**TASK DESCRIPTION**
Could you copy the listing below word for word, beginning at the line that contains "305, 198, 509]" and stopping after the line that contains "438, 728, 509]"?

:: SUPPLIED MATERIAL

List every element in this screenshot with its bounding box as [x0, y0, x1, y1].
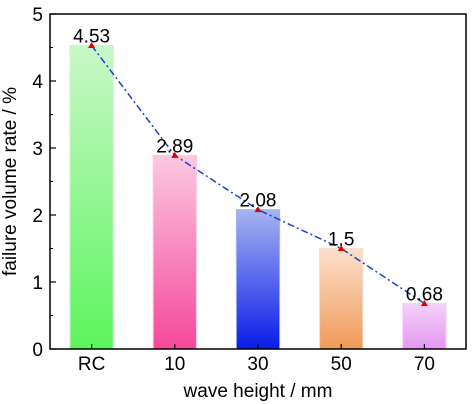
- y-tick-label: 4: [32, 72, 43, 93]
- y-tick-label: 1: [32, 273, 43, 294]
- data-label-RC: 4.53: [73, 26, 110, 47]
- marker-70: [420, 299, 428, 306]
- bar-30: [235, 209, 281, 350]
- bar-70: [402, 302, 447, 350]
- bar-50: [319, 248, 364, 350]
- marker-30: [254, 206, 262, 213]
- x-tick-label: 10: [164, 354, 185, 375]
- marker-RC: [88, 41, 96, 48]
- data-label-70: 0.68: [406, 284, 443, 305]
- bar-10: [152, 154, 197, 350]
- data-label-10: 2.89: [156, 136, 193, 157]
- marker-10: [171, 151, 179, 158]
- y-tick-label: 0: [32, 340, 43, 361]
- y-tick-label: 3: [32, 139, 43, 160]
- x-axis-label: wave height / mm: [183, 381, 333, 402]
- y-axis-label: failure volume rate / %: [0, 87, 21, 276]
- bar-RC: [69, 44, 114, 350]
- x-tick-label: 70: [414, 354, 435, 375]
- x-tick-label: 50: [331, 354, 352, 375]
- x-tick-label: RC: [78, 354, 105, 375]
- marker-50: [337, 245, 345, 251]
- data-label-50: 1.5: [328, 230, 354, 251]
- trend-line: [91, 45, 425, 305]
- x-tick-label: 30: [247, 354, 268, 375]
- data-label-30: 2.08: [240, 191, 277, 212]
- y-tick-label: 5: [32, 5, 43, 26]
- y-tick-label: 2: [32, 206, 43, 227]
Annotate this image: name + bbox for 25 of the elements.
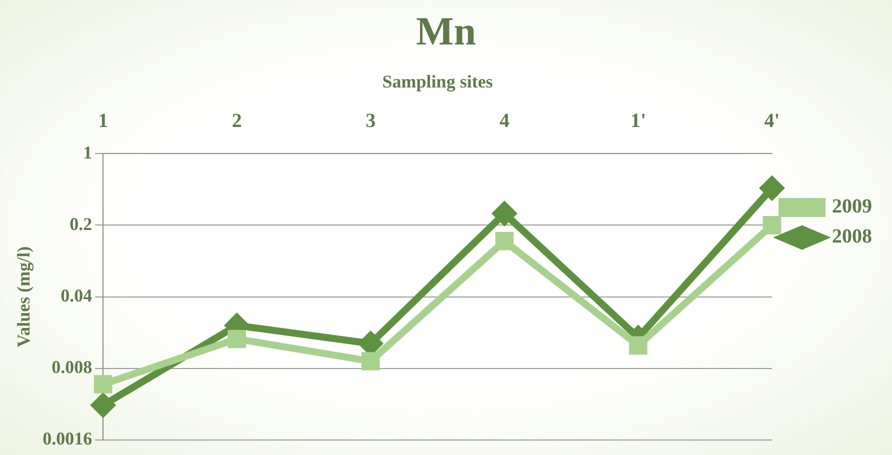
point [629,336,648,355]
legend-label: 2008 [832,226,872,248]
x-axis-title: Sampling sites [382,71,493,92]
x-tick-label: 1' [630,110,646,132]
x-tick-label: 1 [98,110,108,132]
point [495,232,514,250]
point [760,176,784,200]
y-tick-label: 1 [83,142,92,162]
point [762,216,782,234]
x-tick-label: 4 [499,110,510,132]
x-tick-label: 4' [764,110,780,132]
x-tick-label: 2 [232,110,242,132]
point [492,202,516,226]
point [228,330,246,348]
point [92,394,115,417]
legend-label: 2009 [832,196,872,218]
y-tick-label: 0.04 [60,285,92,306]
y-tick-label: 0.008 [52,357,92,378]
chart-title: Mn [416,8,476,54]
point [362,352,380,370]
x-tick-label: 3 [366,110,376,132]
y-axis-title: Values (mg/l) [13,246,34,348]
y-tick-label: 0.0016 [42,428,92,449]
y-tick-label: 0.2 [70,214,92,234]
point [94,375,112,394]
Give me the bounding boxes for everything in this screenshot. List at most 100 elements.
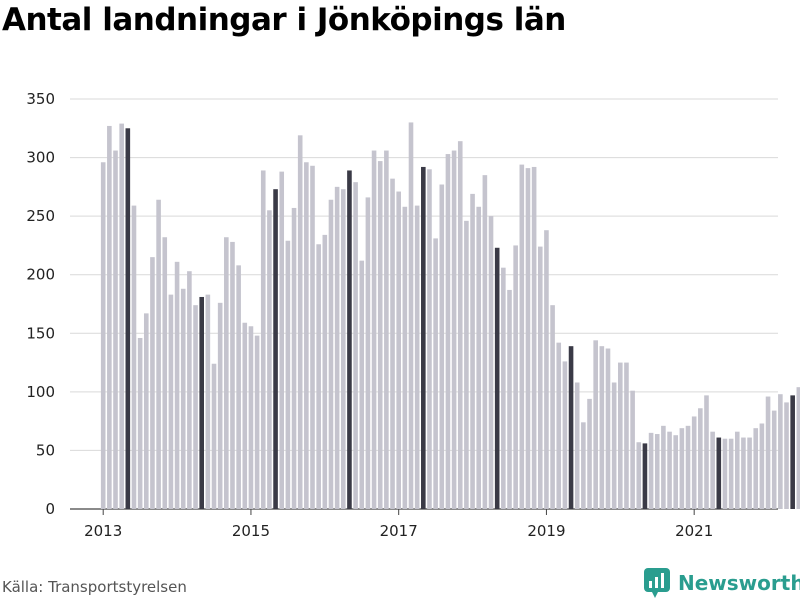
bar	[193, 305, 198, 509]
bar	[236, 265, 241, 509]
bar	[211, 363, 217, 509]
bar	[445, 154, 451, 510]
bar	[248, 326, 254, 509]
bar	[328, 199, 334, 509]
bar	[457, 141, 463, 509]
bar	[224, 237, 229, 509]
x-tick-label: 2013	[84, 522, 122, 540]
bar	[722, 438, 728, 509]
x-tick-label: 2021	[675, 522, 713, 540]
chart-title: Antal landningar i Jönköpings län	[2, 2, 566, 38]
bar	[550, 305, 555, 509]
source-note: Källa: Transportstyrelsen	[2, 578, 187, 596]
bar	[408, 122, 414, 509]
bar	[704, 395, 709, 509]
bar	[310, 165, 315, 509]
bar	[107, 125, 112, 509]
bar	[574, 382, 580, 509]
bar	[119, 123, 124, 509]
bar	[414, 205, 420, 509]
bar	[691, 416, 697, 509]
y-tick-label: 200	[26, 266, 55, 284]
bar	[661, 425, 666, 509]
bar	[230, 241, 235, 509]
bar	[242, 322, 248, 509]
bar	[599, 346, 605, 509]
y-tick-label: 350	[26, 90, 55, 108]
brand-logo[interactable]: Newsworthy	[644, 568, 800, 598]
bar	[630, 390, 635, 509]
bar	[624, 362, 629, 509]
bar	[205, 294, 211, 509]
bar	[143, 313, 149, 509]
bar	[156, 199, 161, 509]
bar	[322, 234, 328, 509]
bar	[100, 162, 106, 509]
bar	[784, 402, 789, 509]
bar	[593, 340, 598, 509]
bar	[396, 191, 401, 510]
y-tick-label: 100	[26, 383, 55, 401]
bar	[334, 186, 340, 509]
bar	[365, 197, 371, 509]
bar	[716, 437, 722, 509]
bar	[267, 210, 272, 510]
bar	[390, 178, 395, 509]
y-tick-label: 0	[45, 500, 55, 518]
y-tick-label: 250	[26, 207, 55, 225]
bar	[642, 443, 648, 509]
bar	[581, 422, 586, 509]
bar	[353, 182, 358, 509]
bar	[279, 171, 285, 509]
bar	[377, 161, 383, 510]
bar	[359, 260, 365, 509]
bar	[304, 162, 309, 509]
bar	[371, 150, 377, 510]
bar	[544, 230, 549, 509]
bar	[648, 432, 654, 509]
bar	[421, 166, 426, 509]
x-tick-label: 2017	[380, 522, 418, 540]
bar	[796, 387, 800, 509]
bar	[180, 288, 186, 509]
y-tick-label: 150	[26, 324, 55, 342]
bar	[747, 437, 752, 509]
bar	[470, 193, 475, 509]
bar	[260, 170, 266, 509]
bar	[679, 428, 685, 509]
y-tick-label: 50	[36, 441, 55, 459]
bar	[654, 434, 660, 509]
bar	[753, 428, 759, 509]
bar	[494, 247, 500, 509]
bar	[137, 337, 143, 509]
bar	[384, 150, 389, 510]
bar	[464, 220, 469, 510]
bar	[340, 189, 346, 509]
bar	[587, 398, 592, 509]
bar	[734, 431, 740, 509]
bar	[168, 294, 174, 509]
bar	[790, 395, 795, 509]
bar	[513, 245, 518, 509]
bar	[297, 135, 303, 510]
bar	[568, 346, 574, 509]
bar	[131, 205, 137, 509]
bar	[519, 164, 525, 509]
bar	[285, 240, 291, 509]
bar	[501, 267, 506, 509]
bar	[741, 437, 746, 509]
newsworthy-logo-icon	[644, 568, 670, 598]
bar	[439, 184, 445, 509]
bar	[217, 302, 223, 509]
bar	[728, 438, 734, 509]
bar	[187, 271, 192, 509]
brand-name: Newsworthy	[678, 571, 800, 595]
bar	[150, 257, 155, 509]
bar	[525, 168, 531, 509]
bar	[254, 335, 260, 509]
y-axis-labels: 0 50 100 150 200 250 300 350	[26, 90, 55, 518]
bar	[482, 175, 488, 509]
x-tick-label: 2015	[232, 522, 270, 540]
bar	[556, 342, 562, 509]
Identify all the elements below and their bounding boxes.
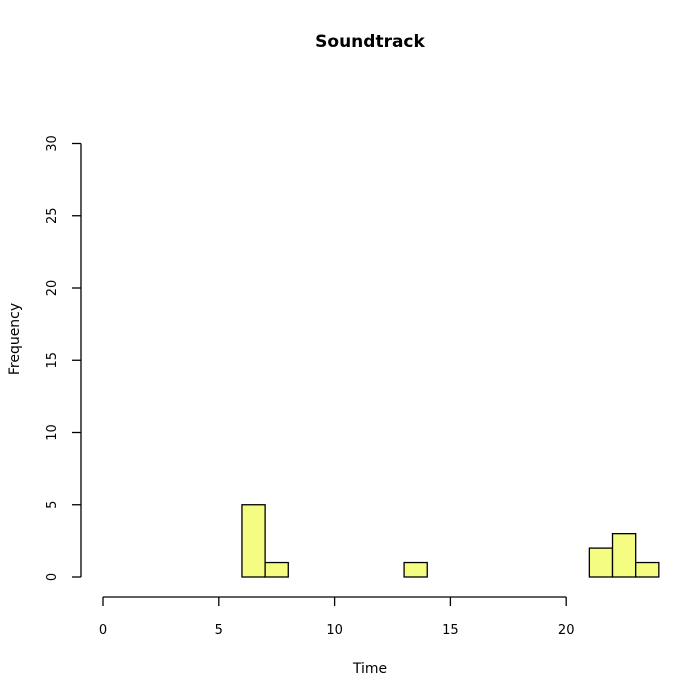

::::

**COMPLETE OUTPUT**
bar	[193, 305, 198, 509]
bar	[236, 265, 241, 509]
bar	[211, 363, 217, 509]
bar	[445, 154, 451, 510]
bar	[248, 326, 254, 509]
bar	[328, 199, 334, 509]
bar	[457, 141, 463, 509]
bar	[224, 237, 229, 509]
x-tick-label: 2013	[84, 522, 122, 540]
bar	[722, 438, 728, 509]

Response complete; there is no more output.